- WHAT IS BEING ASKED
Select from the data all lines with the word "Industry".

-- BEGIN DATASET ROWS --

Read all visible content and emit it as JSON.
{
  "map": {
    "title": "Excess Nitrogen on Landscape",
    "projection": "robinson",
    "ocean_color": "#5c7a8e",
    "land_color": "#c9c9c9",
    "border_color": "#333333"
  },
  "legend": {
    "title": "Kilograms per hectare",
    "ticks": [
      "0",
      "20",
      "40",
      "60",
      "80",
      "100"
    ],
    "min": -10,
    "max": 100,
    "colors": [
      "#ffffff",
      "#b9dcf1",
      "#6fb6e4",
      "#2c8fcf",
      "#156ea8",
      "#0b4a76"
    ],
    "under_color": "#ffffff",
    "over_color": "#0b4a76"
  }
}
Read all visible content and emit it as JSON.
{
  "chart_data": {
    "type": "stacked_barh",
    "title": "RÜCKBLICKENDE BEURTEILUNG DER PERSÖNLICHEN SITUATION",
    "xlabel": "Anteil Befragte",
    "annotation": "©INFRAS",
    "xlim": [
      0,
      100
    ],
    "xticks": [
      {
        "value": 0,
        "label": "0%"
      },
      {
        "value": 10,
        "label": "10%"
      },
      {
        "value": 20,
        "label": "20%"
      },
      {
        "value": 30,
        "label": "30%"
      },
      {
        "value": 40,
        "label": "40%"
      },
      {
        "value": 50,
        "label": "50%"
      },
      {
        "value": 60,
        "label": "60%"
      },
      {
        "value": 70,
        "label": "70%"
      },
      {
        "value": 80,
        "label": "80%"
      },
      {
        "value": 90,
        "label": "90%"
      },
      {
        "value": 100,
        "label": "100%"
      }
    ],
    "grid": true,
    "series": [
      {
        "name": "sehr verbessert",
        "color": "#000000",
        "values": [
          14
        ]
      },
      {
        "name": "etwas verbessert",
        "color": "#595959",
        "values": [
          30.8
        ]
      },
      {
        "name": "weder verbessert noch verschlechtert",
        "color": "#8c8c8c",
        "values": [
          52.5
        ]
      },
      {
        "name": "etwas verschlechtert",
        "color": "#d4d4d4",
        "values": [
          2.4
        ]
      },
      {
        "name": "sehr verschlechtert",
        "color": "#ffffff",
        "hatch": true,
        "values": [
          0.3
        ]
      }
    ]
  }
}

-- END DATASET ROWS --
-- BEGIN DATASET ROWS --

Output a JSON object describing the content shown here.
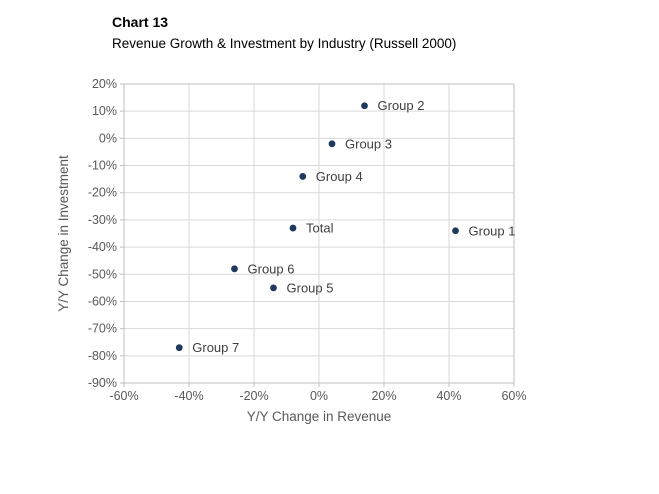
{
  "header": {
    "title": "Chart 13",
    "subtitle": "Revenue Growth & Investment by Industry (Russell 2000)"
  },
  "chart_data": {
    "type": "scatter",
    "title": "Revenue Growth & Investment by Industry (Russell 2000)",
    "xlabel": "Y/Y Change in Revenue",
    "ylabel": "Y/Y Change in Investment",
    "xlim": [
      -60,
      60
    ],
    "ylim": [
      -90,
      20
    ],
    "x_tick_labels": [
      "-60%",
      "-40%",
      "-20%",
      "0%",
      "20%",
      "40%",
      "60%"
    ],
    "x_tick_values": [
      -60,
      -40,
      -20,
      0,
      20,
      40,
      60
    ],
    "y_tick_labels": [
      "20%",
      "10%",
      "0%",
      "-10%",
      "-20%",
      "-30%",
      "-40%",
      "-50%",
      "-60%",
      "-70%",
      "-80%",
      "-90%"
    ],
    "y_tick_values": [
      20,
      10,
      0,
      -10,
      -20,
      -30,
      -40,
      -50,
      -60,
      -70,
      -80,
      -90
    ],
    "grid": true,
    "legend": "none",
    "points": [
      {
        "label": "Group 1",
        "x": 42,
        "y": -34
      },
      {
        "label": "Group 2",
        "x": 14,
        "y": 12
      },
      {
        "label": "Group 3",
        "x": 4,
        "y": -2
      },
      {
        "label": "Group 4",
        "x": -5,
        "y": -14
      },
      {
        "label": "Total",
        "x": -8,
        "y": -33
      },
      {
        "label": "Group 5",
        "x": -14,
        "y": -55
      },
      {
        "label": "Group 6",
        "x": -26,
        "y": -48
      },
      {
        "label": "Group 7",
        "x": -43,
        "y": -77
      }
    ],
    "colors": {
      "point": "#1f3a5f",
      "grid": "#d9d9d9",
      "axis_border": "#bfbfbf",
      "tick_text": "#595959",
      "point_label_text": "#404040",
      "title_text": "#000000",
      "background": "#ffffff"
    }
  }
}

-- END DATASET ROWS --
-- BEGIN DATASET ROWS --

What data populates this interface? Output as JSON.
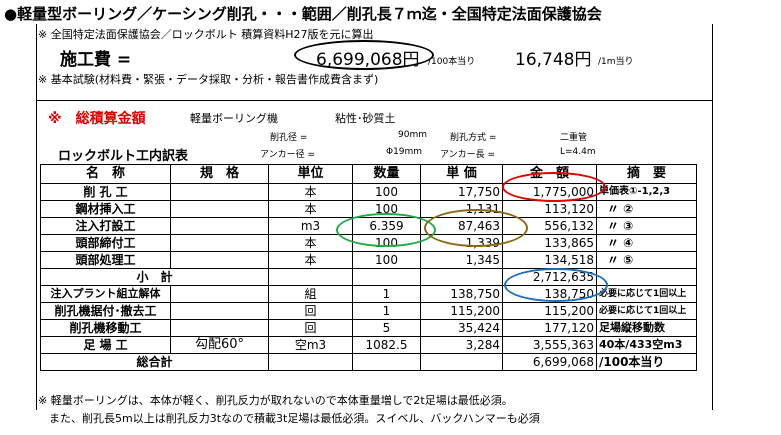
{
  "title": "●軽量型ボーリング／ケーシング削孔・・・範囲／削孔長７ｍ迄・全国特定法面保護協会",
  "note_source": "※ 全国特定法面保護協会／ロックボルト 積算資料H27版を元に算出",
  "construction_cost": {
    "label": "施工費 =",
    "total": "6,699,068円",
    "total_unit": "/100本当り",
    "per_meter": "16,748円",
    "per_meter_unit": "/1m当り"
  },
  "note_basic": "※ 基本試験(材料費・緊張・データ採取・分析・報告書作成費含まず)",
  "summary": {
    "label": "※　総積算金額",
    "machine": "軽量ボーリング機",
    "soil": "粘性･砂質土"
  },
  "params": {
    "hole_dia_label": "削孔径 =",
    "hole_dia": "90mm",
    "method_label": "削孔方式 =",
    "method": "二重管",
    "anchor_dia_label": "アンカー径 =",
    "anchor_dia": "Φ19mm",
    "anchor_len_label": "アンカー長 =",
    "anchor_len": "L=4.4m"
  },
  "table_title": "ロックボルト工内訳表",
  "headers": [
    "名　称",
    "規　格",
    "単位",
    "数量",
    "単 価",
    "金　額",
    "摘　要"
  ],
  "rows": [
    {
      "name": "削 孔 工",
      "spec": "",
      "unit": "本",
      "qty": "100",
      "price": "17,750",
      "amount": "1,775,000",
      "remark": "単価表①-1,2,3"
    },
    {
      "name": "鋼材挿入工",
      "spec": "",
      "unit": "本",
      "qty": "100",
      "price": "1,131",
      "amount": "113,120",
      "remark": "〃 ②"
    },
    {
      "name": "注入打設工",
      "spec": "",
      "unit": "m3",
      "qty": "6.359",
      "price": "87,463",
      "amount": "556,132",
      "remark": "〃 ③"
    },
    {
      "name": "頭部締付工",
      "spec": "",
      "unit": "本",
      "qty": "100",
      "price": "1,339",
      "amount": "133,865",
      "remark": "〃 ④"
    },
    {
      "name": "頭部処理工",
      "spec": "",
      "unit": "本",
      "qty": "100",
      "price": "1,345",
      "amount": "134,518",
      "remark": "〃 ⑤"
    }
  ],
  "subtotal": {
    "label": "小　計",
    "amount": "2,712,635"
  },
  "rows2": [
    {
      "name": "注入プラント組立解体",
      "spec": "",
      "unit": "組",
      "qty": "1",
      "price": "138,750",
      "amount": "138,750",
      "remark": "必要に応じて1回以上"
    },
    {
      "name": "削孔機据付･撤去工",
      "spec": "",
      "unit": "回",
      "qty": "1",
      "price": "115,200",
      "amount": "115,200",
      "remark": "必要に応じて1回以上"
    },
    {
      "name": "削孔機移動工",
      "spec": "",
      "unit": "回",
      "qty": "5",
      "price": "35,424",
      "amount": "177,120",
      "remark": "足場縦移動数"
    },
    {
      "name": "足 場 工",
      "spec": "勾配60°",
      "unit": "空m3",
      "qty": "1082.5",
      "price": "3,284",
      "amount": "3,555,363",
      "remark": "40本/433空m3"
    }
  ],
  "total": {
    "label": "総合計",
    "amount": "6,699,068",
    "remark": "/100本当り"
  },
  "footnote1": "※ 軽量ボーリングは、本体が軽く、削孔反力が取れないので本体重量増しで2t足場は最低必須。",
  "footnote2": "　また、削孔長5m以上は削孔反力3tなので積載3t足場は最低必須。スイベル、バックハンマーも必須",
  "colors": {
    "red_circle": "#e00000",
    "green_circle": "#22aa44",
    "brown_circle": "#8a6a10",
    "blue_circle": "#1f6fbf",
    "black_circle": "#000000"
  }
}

-- END DATASET ROWS --

- EXERCISE ANSWER
    "subtitle": "Revenue Growth & Investment by Industry (Russell 2000)"
    "title": "Revenue Growth & Investment by Industry (Russell 2000)",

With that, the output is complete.